**Direction**. From the listing below, extract each line containing the string "time".

* BEGIN Material for this task *

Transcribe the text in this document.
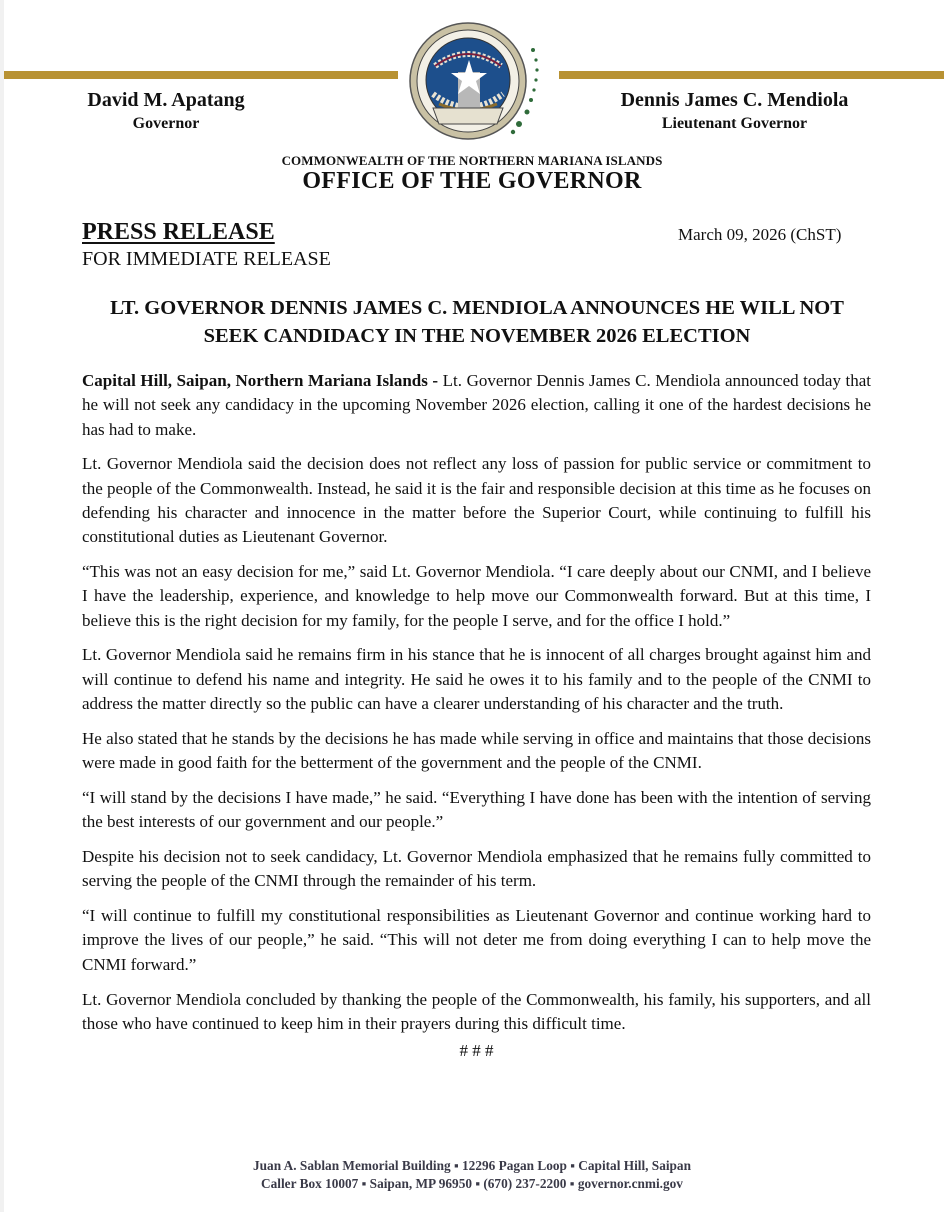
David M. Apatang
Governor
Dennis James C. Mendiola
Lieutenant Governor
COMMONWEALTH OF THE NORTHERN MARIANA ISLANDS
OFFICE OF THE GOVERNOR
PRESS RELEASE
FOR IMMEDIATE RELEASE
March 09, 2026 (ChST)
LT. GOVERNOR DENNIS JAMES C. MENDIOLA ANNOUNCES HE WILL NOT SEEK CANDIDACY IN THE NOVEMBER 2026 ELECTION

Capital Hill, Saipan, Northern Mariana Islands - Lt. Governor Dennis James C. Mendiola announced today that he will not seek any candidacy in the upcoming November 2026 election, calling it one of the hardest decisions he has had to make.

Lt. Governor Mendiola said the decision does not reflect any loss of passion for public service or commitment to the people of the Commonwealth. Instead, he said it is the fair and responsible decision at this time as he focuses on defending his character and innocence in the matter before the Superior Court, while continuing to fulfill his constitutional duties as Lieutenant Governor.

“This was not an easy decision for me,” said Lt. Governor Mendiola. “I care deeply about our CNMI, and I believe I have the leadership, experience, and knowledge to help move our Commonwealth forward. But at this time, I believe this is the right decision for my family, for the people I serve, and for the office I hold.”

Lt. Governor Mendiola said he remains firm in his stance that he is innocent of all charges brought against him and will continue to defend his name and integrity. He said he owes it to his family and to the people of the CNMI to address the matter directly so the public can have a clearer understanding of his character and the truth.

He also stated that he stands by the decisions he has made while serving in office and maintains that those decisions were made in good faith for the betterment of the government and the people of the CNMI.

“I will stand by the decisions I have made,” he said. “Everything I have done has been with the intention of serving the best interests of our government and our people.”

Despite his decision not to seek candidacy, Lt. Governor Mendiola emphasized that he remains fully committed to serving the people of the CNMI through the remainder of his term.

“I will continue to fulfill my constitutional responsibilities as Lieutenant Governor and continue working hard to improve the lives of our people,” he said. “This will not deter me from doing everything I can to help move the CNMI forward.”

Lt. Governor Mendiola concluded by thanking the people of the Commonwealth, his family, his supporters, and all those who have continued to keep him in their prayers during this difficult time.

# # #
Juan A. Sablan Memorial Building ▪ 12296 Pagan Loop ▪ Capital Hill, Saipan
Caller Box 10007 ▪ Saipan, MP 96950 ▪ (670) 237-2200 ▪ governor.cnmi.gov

* END Material for this task *

**Full solution**.
Lt. Governor Mendiola said the decision does not reflect any loss of passion for public service or commitment to the people of the Commonwealth. Instead, he said it is the fair and responsible decision at this time as he focuses on defending his character and innocence in the matter before the Superior Court, while continuing to fulfill his constitutional duties as Lieutenant Governor.
“This was not an easy decision for me,” said Lt. Governor Mendiola. “I care deeply about our CNMI, and I believe I have the leadership, experience, and knowledge to help move our Commonwealth forward. But at this time, I believe this is the right decision for my family, for the people I serve, and for the office I hold.”
Lt. Governor Mendiola concluded by thanking the people of the Commonwealth, his family, his supporters, and all those who have continued to keep him in their prayers during this difficult time.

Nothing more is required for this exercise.